■ MATERIAL PROVIDED ■
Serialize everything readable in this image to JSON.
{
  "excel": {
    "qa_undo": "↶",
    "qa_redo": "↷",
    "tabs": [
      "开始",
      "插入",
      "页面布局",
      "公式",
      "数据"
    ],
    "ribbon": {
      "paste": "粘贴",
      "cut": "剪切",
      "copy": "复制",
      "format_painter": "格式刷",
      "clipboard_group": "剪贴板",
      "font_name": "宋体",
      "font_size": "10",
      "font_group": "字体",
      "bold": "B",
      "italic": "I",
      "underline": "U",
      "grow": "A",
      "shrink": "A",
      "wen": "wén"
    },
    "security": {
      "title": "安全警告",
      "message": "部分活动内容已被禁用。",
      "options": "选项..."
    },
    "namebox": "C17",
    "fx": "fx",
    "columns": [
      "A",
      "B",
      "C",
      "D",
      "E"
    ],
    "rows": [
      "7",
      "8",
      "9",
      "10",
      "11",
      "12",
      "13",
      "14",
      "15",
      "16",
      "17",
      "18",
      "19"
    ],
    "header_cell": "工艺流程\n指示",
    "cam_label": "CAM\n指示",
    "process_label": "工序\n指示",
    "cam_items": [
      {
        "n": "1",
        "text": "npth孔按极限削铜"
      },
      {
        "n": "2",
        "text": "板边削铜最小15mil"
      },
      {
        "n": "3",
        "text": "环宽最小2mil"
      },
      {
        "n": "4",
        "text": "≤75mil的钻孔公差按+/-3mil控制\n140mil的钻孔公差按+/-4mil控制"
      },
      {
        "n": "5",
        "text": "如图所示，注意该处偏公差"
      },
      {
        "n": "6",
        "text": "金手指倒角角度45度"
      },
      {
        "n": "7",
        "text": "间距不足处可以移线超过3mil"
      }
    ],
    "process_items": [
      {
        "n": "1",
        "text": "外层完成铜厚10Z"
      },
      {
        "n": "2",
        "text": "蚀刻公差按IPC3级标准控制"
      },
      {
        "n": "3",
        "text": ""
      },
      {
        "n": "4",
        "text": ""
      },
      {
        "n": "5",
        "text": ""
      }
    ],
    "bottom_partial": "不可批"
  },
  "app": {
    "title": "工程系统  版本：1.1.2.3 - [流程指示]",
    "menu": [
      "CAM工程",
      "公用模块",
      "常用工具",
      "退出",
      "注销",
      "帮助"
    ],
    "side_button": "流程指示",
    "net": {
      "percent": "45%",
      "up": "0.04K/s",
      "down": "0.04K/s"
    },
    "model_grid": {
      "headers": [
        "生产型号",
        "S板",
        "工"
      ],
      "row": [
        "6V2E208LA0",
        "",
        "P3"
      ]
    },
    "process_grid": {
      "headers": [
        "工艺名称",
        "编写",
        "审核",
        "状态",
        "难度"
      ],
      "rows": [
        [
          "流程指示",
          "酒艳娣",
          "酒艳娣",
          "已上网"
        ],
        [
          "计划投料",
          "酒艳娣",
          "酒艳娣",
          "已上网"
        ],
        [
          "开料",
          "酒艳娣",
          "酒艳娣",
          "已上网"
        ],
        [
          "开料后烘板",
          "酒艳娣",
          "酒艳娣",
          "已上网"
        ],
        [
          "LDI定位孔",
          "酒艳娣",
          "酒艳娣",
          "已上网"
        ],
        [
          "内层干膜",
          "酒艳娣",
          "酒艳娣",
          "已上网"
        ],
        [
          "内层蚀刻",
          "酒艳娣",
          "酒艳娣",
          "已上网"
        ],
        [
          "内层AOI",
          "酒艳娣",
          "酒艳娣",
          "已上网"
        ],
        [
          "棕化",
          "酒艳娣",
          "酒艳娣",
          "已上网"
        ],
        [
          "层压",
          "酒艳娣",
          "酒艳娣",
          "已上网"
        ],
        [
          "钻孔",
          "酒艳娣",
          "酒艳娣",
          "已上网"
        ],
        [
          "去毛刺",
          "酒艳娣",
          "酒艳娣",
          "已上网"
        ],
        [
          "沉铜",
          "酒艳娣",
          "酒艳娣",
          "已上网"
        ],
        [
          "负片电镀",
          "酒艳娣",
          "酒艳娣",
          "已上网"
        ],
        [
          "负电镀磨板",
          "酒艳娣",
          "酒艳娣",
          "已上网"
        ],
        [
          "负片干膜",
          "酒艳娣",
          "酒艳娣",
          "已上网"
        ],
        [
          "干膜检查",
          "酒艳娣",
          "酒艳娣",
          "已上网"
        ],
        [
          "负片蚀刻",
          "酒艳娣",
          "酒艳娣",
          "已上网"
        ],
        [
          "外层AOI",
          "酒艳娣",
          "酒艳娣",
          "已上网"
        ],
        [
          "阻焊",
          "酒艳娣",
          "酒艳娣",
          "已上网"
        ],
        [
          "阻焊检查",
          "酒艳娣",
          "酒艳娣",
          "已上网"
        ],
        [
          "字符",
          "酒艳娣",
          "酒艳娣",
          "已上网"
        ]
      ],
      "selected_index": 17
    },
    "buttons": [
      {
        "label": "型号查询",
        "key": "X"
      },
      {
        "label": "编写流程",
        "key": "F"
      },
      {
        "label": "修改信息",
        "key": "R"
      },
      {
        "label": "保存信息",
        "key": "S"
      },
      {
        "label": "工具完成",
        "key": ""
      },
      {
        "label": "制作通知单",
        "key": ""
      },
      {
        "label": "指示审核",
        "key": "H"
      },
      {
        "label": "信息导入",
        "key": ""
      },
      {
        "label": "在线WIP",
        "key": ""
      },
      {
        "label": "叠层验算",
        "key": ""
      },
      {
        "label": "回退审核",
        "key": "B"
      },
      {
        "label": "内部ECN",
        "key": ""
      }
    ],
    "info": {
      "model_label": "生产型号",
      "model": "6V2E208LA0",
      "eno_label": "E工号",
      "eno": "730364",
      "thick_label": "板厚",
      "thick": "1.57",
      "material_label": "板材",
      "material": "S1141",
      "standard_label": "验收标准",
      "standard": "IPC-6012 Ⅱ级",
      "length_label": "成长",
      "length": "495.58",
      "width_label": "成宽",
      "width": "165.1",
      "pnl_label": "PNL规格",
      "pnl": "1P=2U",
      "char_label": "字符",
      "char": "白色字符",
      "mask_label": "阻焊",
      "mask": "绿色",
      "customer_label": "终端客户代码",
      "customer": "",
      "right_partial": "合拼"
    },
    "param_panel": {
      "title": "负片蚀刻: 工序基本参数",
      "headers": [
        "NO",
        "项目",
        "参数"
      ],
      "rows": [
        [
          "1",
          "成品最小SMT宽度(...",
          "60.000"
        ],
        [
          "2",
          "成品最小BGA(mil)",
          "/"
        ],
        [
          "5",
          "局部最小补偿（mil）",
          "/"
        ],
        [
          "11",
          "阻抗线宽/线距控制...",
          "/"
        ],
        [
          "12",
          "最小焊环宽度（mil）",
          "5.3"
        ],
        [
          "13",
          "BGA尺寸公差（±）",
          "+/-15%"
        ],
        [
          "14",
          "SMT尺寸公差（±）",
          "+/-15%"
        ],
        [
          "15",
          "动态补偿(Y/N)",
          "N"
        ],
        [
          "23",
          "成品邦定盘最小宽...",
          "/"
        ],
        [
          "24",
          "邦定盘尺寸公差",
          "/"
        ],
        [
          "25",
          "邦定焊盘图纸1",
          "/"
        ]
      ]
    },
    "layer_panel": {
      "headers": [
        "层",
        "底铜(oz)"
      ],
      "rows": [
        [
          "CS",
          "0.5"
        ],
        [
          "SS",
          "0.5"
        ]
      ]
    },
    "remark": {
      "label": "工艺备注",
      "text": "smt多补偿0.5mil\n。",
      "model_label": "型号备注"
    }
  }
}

■ WORK INSTRUCTIONS ■
Please reproduce each record precisely as written.

■ EXERCISE ANSWER ■
Serialize everything readable in this image to JSON.
{
  "excel": {
    "qa_undo": "↶",
    "qa_redo": "↷",
    "tabs": [
      "开始",
      "插入",
      "页面布局",
      "公式",
      "数据"
    ],
    "ribbon": {
      "paste": "粘贴",
      "cut": "剪切",
      "copy": "复制",
      "format_painter": "格式刷",
      "clipboard_group": "剪贴板",
      "font_name": "宋体",
      "font_size": "10",
      "font_group": "字体",
      "bold": "B",
      "italic": "I",
      "underline": "U",
      "grow": "A",
      "shrink": "A",
      "wen": "wén"
    },
    "security": {
      "title": "安全警告",
      "message": "部分活动内容已被禁用。",
      "options": "选项..."
    },
    "namebox": "C17",
    "fx": "fx",
    "columns": [
      "A",
      "B",
      "C",
      "D",
      "E"
    ],
    "rows": [
      "7",
      "8",
      "9",
      "10",
      "11",
      "12",
      "13",
      "14",
      "15",
      "16",
      "17",
      "18",
      "19"
    ],
    "header_cell": "工艺流程\n指示",
    "cam_label": "CAM\n指示",
    "process_label": "工序\n指示",
    "cam_items": [
      {
        "n": "1",
        "text": "npth孔按极限削铜"
      },
      {
        "n": "2",
        "text": "板边削铜最小15mil"
      },
      {
        "n": "3",
        "text": "环宽最小2mil"
      },
      {
        "n": "4",
        "text": "≤75mil的钻孔公差按+/-3mil控制\n140mil的钻孔公差按+/-4mil控制"
      },
      {
        "n": "5",
        "text": "如图所示，注意该处偏公差"
      },
      {
        "n": "6",
        "text": "金手指倒角角度45度"
      },
      {
        "n": "7",
        "text": "间距不足处可以移线超过3mil"
      }
    ],
    "process_items": [
      {
        "n": "1",
        "text": "外层完成铜厚10Z"
      },
      {
        "n": "2",
        "text": "蚀刻公差按IPC3级标准控制"
      },
      {
        "n": "3",
        "text": ""
      },
      {
        "n": "4",
        "text": ""
      },
      {
        "n": "5",
        "text": ""
      }
    ],
    "bottom_partial": "不可批"
  },
  "app": {
    "title": "工程系统  版本：1.1.2.3 - [流程指示]",
    "menu": [
      "CAM工程",
      "公用模块",
      "常用工具",
      "退出",
      "注销",
      "帮助"
    ],
    "side_button": "流程指示",
    "net": {
      "percent": "45%",
      "up": "0.04K/s",
      "down": "0.04K/s"
    },
    "model_grid": {
      "headers": [
        "生产型号",
        "S板",
        "工"
      ],
      "row": [
        "6V2E208LA0",
        "",
        "P3"
      ]
    },
    "process_grid": {
      "headers": [
        "工艺名称",
        "编写",
        "审核",
        "状态",
        "难度"
      ],
      "rows": [
        [
          "流程指示",
          "酒艳娣",
          "酒艳娣",
          "已上网"
        ],
        [
          "计划投料",
          "酒艳娣",
          "酒艳娣",
          "已上网"
        ],
        [
          "开料",
          "酒艳娣",
          "酒艳娣",
          "已上网"
        ],
        [
          "开料后烘板",
          "酒艳娣",
          "酒艳娣",
          "已上网"
        ],
        [
          "LDI定位孔",
          "酒艳娣",
          "酒艳娣",
          "已上网"
        ],
        [
          "内层干膜",
          "酒艳娣",
          "酒艳娣",
          "已上网"
        ],
        [
          "内层蚀刻",
          "酒艳娣",
          "酒艳娣",
          "已上网"
        ],
        [
          "内层AOI",
          "酒艳娣",
          "酒艳娣",
          "已上网"
        ],
        [
          "棕化",
          "酒艳娣",
          "酒艳娣",
          "已上网"
        ],
        [
          "层压",
          "酒艳娣",
          "酒艳娣",
          "已上网"
        ],
        [
          "钻孔",
          "酒艳娣",
          "酒艳娣",
          "已上网"
        ],
        [
          "去毛刺",
          "酒艳娣",
          "酒艳娣",
          "已上网"
        ],
        [
          "沉铜",
          "酒艳娣",
          "酒艳娣",
          "已上网"
        ],
        [
          "负片电镀",
          "酒艳娣",
          "酒艳娣",
          "已上网"
        ],
        [
          "负电镀磨板",
          "酒艳娣",
          "酒艳娣",
          "已上网"
        ],
        [
          "负片干膜",
          "酒艳娣",
          "酒艳娣",
          "已上网"
        ],
        [
          "干膜检查",
          "酒艳娣",
          "酒艳娣",
          "已上网"
        ],
        [
          "负片蚀刻",
          "酒艳娣",
          "酒艳娣",
          "已上网"
        ],
        [
          "外层AOI",
          "酒艳娣",
          "酒艳娣",
          "已上网"
        ],
        [
          "阻焊",
          "酒艳娣",
          "酒艳娣",
          "已上网"
        ],
        [
          "阻焊检查",
          "酒艳娣",
          "酒艳娣",
          "已上网"
        ],
        [
          "字符",
          "酒艳娣",
          "酒艳娣",
          "已上网"
        ]
      ],
      "selected_index": 17
    },
    "buttons": [
      {
        "label": "型号查询",
        "key": "X"
      },
      {
        "label": "编写流程",
        "key": "F"
      },
      {
        "label": "修改信息",
        "key": "R"
      },
      {
        "label": "保存信息",
        "key": "S"
      },
      {
        "label": "工具完成",
        "key": ""
      },
      {
        "label": "制作通知单",
        "key": ""
      },
      {
        "label": "指示审核",
        "key": "H"
      },
      {
        "label": "信息导入",
        "key": ""
      },
      {
        "label": "在线WIP",
        "key": ""
      },
      {
        "label": "叠层验算",
        "key": ""
      },
      {
        "label": "回退审核",
        "key": "B"
      },
      {
        "label": "内部ECN",
        "key": ""
      }
    ],
    "info": {
      "model_label": "生产型号",
      "model": "6V2E208LA0",
      "eno_label": "E工号",
      "eno": "730364",
      "thick_label": "板厚",
      "thick": "1.57",
      "material_label": "板材",
      "material": "S1141",
      "standard_label": "验收标准",
      "standard": "IPC-6012 Ⅱ级",
      "length_label": "成长",
      "length": "495.58",
      "width_label": "成宽",
      "width": "165.1",
      "pnl_label": "PNL规格",
      "pnl": "1P=2U",
      "char_label": "字符",
      "char": "白色字符",
      "mask_label": "阻焊",
      "mask": "绿色",
      "customer_label": "终端客户代码",
      "customer": "",
      "right_partial": "合拼"
    },
    "param_panel": {
      "title": "负片蚀刻: 工序基本参数",
      "headers": [
        "NO",
        "项目",
        "参数"
      ],
      "rows": [
        [
          "1",
          "成品最小SMT宽度(...",
          "60.000"
        ],
        [
          "2",
          "成品最小BGA(mil)",
          "/"
        ],
        [
          "5",
          "局部最小补偿（mil）",
          "/"
        ],
        [
          "11",
          "阻抗线宽/线距控制...",
          "/"
        ],
        [
          "12",
          "最小焊环宽度（mil）",
          "5.3"
        ],
        [
          "13",
          "BGA尺寸公差（±）",
          "+/-15%"
        ],
        [
          "14",
          "SMT尺寸公差（±）",
          "+/-15%"
        ],
        [
          "15",
          "动态补偿(Y/N)",
          "N"
        ],
        [
          "23",
          "成品邦定盘最小宽...",
          "/"
        ],
        [
          "24",
          "邦定盘尺寸公差",
          "/"
        ],
        [
          "25",
          "邦定焊盘图纸1",
          "/"
        ]
      ]
    },
    "layer_panel": {
      "headers": [
        "层",
        "底铜(oz)"
      ],
      "rows": [
        [
          "CS",
          "0.5"
        ],
        [
          "SS",
          "0.5"
        ]
      ]
    },
    "remark": {
      "label": "工艺备注",
      "text": "smt多补偿0.5mil\n。",
      "model_label": "型号备注"
    }
  }
}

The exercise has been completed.